▶ What is asked
Repeat the lines below exactly as they appear, but leave out the images.

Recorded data
▬▬▬

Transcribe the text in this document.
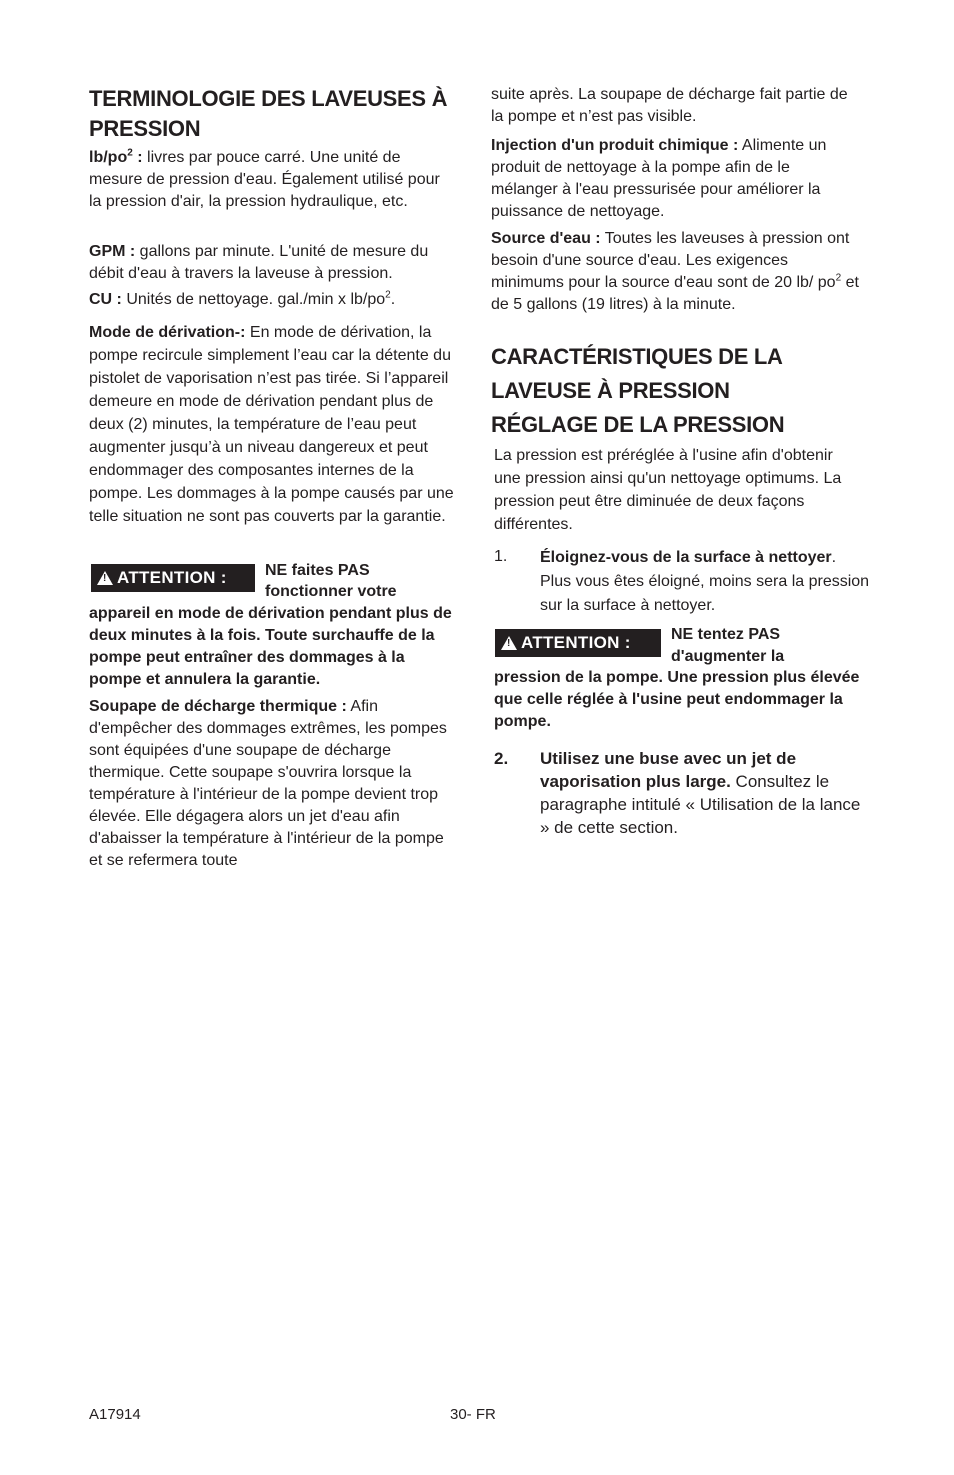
TERMINOLOGIE DES LAVEUSES À PRESSION

$lb/po^2$ : livres par pouce carré. Une unité de mesure de pression d'eau. Également utilisé pour la pression d'air, la pression hydraulique, etc.

GPM : gallons par minute. L'unité de mesure du débit d'eau à travers la laveuse à pression.

CU : Unités de nettoyage. gal./min x $lb/po^2$.

Mode de dérivation-: En mode de dérivation, la pompe recircule simplement l’eau car la détente du pistolet de vaporisation n’est pas tirée. Si l’appareil demeure en mode de dérivation pendant plus de deux (2) minutes, la température de l’eau peut augmenter jusqu’à un niveau dangereux et peut endommager des composantes internes de la pompe. Les dommages à la pompe causés par une telle situation ne sont pas couverts par la garantie.

! ATTENTION : NE faites PAS

fonctionner votre

appareil en mode de dérivation pendant plus de deux minutes à la fois. Toute surchauffe de la pompe peut entraîner des dommages à la pompe et annulera la garantie.

Soupape de décharge thermique : Afin d'empêcher des dommages extrêmes, les pompes sont équipées d'une soupape de décharge thermique. Cette soupape s'ouvrira lorsque la température à l'intérieur de la pompe devient trop élevée. Elle dégagera alors un jet d'eau afin d'abaisser la température à l'intérieur de la pompe et se refermera toute

suite après. La soupape de décharge fait partie de la pompe et n’est pas visible.

Injection d'un produit chimique : Alimente un produit de nettoyage à la pompe afin de le mélanger à l'eau pressurisée pour améliorer la puissance de nettoyage.

Source d'eau : Toutes les laveuses à pression ont besoin d'une source d'eau. Les exigences minimums pour la source d'eau sont de 20 lb/ $po^2$ et de 5 gallons (19 litres) à la minute.

CARACTÉRISTIQUES DE LA
LAVEUSE À PRESSION
RÉGLAGE DE LA PRESSION

La pression est préréglée à l'usine afin d'obtenir une pression ainsi qu'un nettoyage optimums. La pression peut être diminuée de deux façons différentes.

1. Éloignez-vous de la surface à nettoyer. Plus vous êtes éloigné, moins sera la pression sur la surface à nettoyer.
! ATTENTION :	NE tentez PAS

d'augmenter la

pression de la pompe. Une pression plus élevée que celle réglée à l'usine peut endommager la pompe.

2. Utilisez une buse avec un jet de vaporisation plus large. Consultez le paragraphe intitulé « Utilisation de la lance » de cette section.
A17914	30- FR
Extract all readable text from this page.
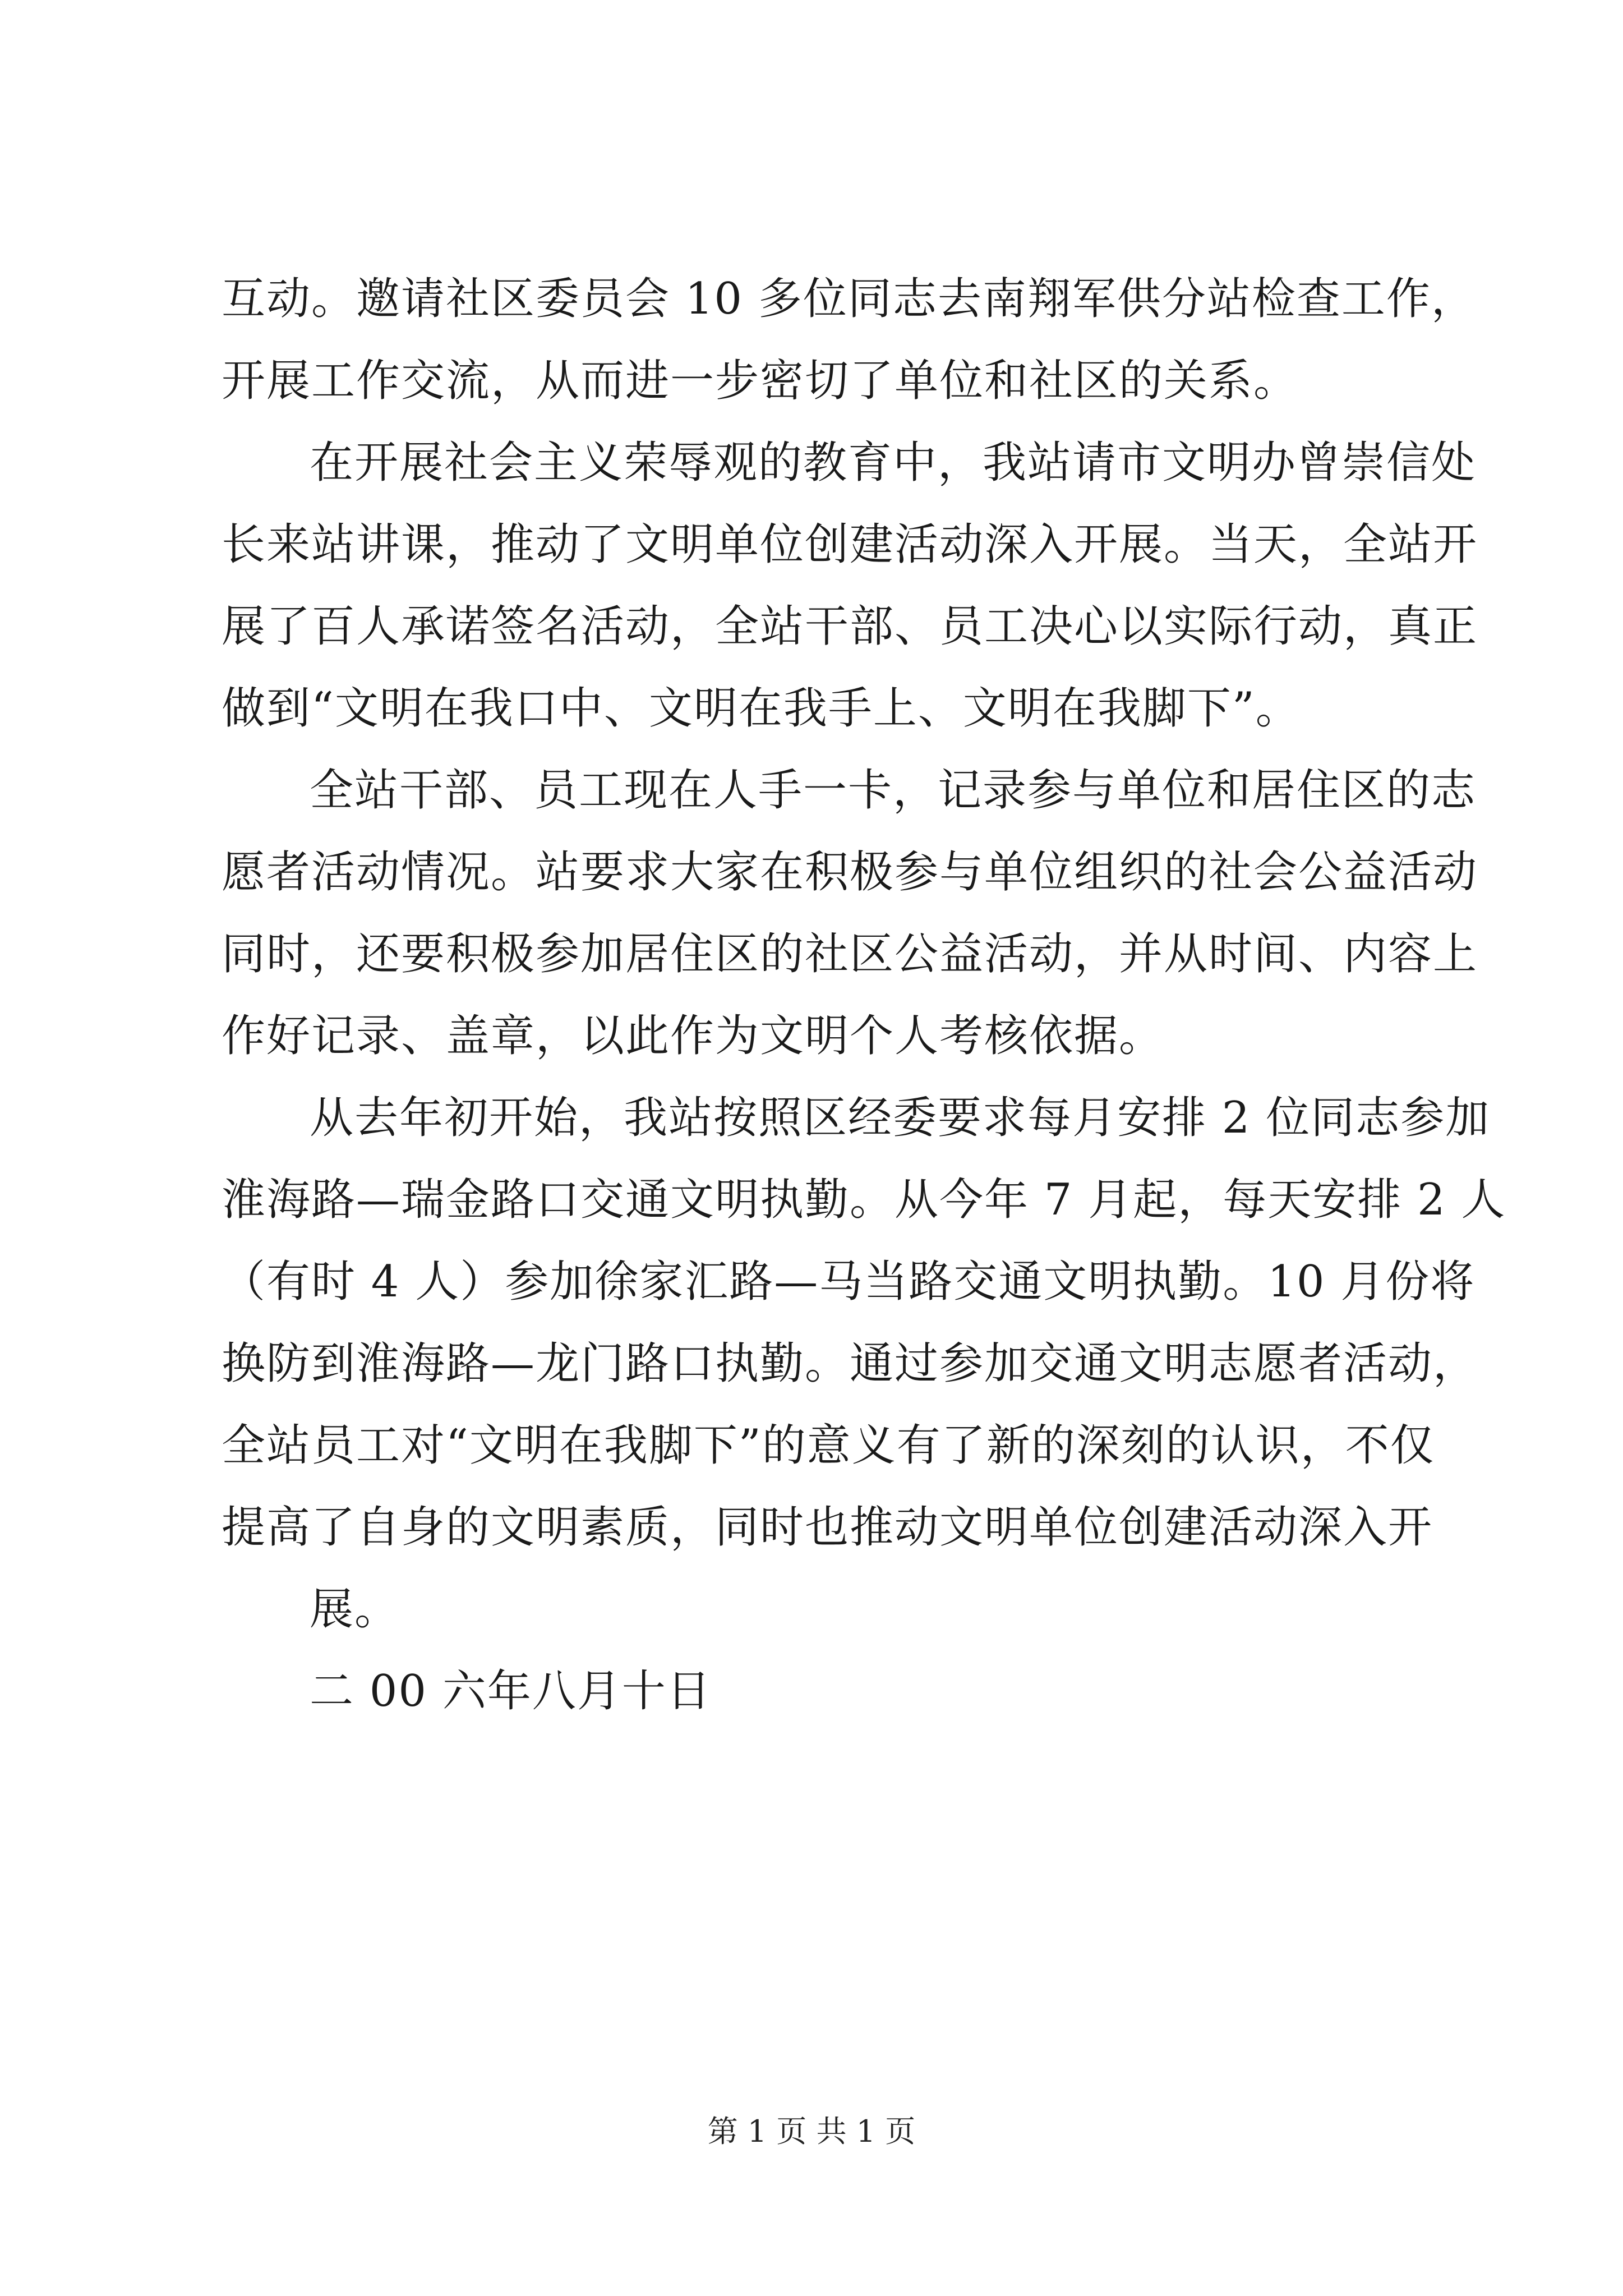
互动。邀请社区委员会 10 多位同志去南翔军供分站检查工作，
开展工作交流，从而进一步密切了单位和社区的关系。
在开展社会主义荣辱观的教育中，我站请市文明办曾崇信处
长来站讲课，推动了文明单位创建活动深入开展。当天，全站开
展了百人承诺签名活动，全站干部、员工决心以实际行动，真正
做到“文明在我口中、文明在我手上、文明在我脚下”。
全站干部、员工现在人手一卡，记录参与单位和居住区的志
愿者活动情况。站要求大家在积极参与单位组织的社会公益活动
同时，还要积极参加居住区的社区公益活动，并从时间、内容上
作好记录、盖章，以此作为文明个人考核依据。
从去年初开始，我站按照区经委要求每月安排 2 位同志参加
淮海路—瑞金路口交通文明执勤。从今年 7 月起，每天安排 2 人
（有时 4 人）参加徐家汇路—马当路交通文明执勤。10 月份将
换防到淮海路—龙门路口执勤。通过参加交通文明志愿者活动，
全站员工对“文明在我脚下”的意义有了新的深刻的认识，不仅
提高了自身的文明素质，同时也推动文明单位创建活动深入开
展。
二 00 六年八月十日
第 1 页 共 1 页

▬▬▬

▶ Answer to this exercise
Transcribe the text in this document.
TERMINOLOGIE DES LAVEUSES À PRESSION

$lb/po^2$ : livres par pouce carré. Une unité de mesure de pression d'eau. Également utilisé pour la pression d'air, la pression hydraulique, etc.

GPM : gallons par minute. L'unité de mesure du débit d'eau à travers la laveuse à pression.

CU : Unités de nettoyage. gal./min x $lb/po^2$.

Mode de dérivation-: En mode de dérivation, la pompe recircule simplement l’eau car la détente du pistolet de vaporisation n’est pas tirée. Si l’appareil demeure en mode de dérivation pendant plus de deux (2) minutes, la température de l’eau peut augmenter jusqu’à un niveau dangereux et peut endommager des composantes internes de la pompe. Les dommages à la pompe causés par une telle situation ne sont pas couverts par la garantie.

! ATTENTION : NE faites PAS

fonctionner votre

appareil en mode de dérivation pendant plus de deux minutes à la fois. Toute surchauffe de la pompe peut entraîner des dommages à la pompe et annulera la garantie.

Soupape de décharge thermique : Afin d'empêcher des dommages extrêmes, les pompes sont équipées d'une soupape de décharge thermique. Cette soupape s'ouvrira lorsque la température à l'intérieur de la pompe devient trop élevée. Elle dégagera alors un jet d'eau afin d'abaisser la température à l'intérieur de la pompe et se refermera toute

suite après. La soupape de décharge fait partie de la pompe et n’est pas visible.

Injection d'un produit chimique : Alimente un produit de nettoyage à la pompe afin de le mélanger à l'eau pressurisée pour améliorer la puissance de nettoyage.

Source d'eau : Toutes les laveuses à pression ont besoin d'une source d'eau. Les exigences minimums pour la source d'eau sont de 20 lb/ $po^2$ et de 5 gallons (19 litres) à la minute.

CARACTÉRISTIQUES DE LA
LAVEUSE À PRESSION
RÉGLAGE DE LA PRESSION

La pression est préréglée à l'usine afin d'obtenir une pression ainsi qu'un nettoyage optimums. La pression peut être diminuée de deux façons différentes.

1. Éloignez-vous de la surface à nettoyer. Plus vous êtes éloigné, moins sera la pression sur la surface à nettoyer.
! ATTENTION :	NE tentez PAS

d'augmenter la

pression de la pompe. Une pression plus élevée que celle réglée à l'usine peut endommager la pompe.

2. Utilisez une buse avec un jet de vaporisation plus large. Consultez le paragraphe intitulé « Utilisation de la lance » de cette section.
A17914	30- FR
Extract all readable text from this page.
互动。邀请社区委员会 10 多位同志去南翔军供分站检查工作，
开展工作交流，从而进一步密切了单位和社区的关系。
在开展社会主义荣辱观的教育中，我站请市文明办曾崇信处
长来站讲课，推动了文明单位创建活动深入开展。当天，全站开
展了百人承诺签名活动，全站干部、员工决心以实际行动，真正
做到“文明在我口中、文明在我手上、文明在我脚下”。
全站干部、员工现在人手一卡，记录参与单位和居住区的志
愿者活动情况。站要求大家在积极参与单位组织的社会公益活动
同时，还要积极参加居住区的社区公益活动，并从时间、内容上
作好记录、盖章，以此作为文明个人考核依据。
从去年初开始，我站按照区经委要求每月安排 2 位同志参加
淮海路—瑞金路口交通文明执勤。从今年 7 月起，每天安排 2 人
（有时 4 人）参加徐家汇路—马当路交通文明执勤。10 月份将
换防到淮海路—龙门路口执勤。通过参加交通文明志愿者活动，
全站员工对“文明在我脚下”的意义有了新的深刻的认识，不仅
提高了自身的文明素质，同时也推动文明单位创建活动深入开
展。
二 00 六年八月十日
第 1 页 共 1 页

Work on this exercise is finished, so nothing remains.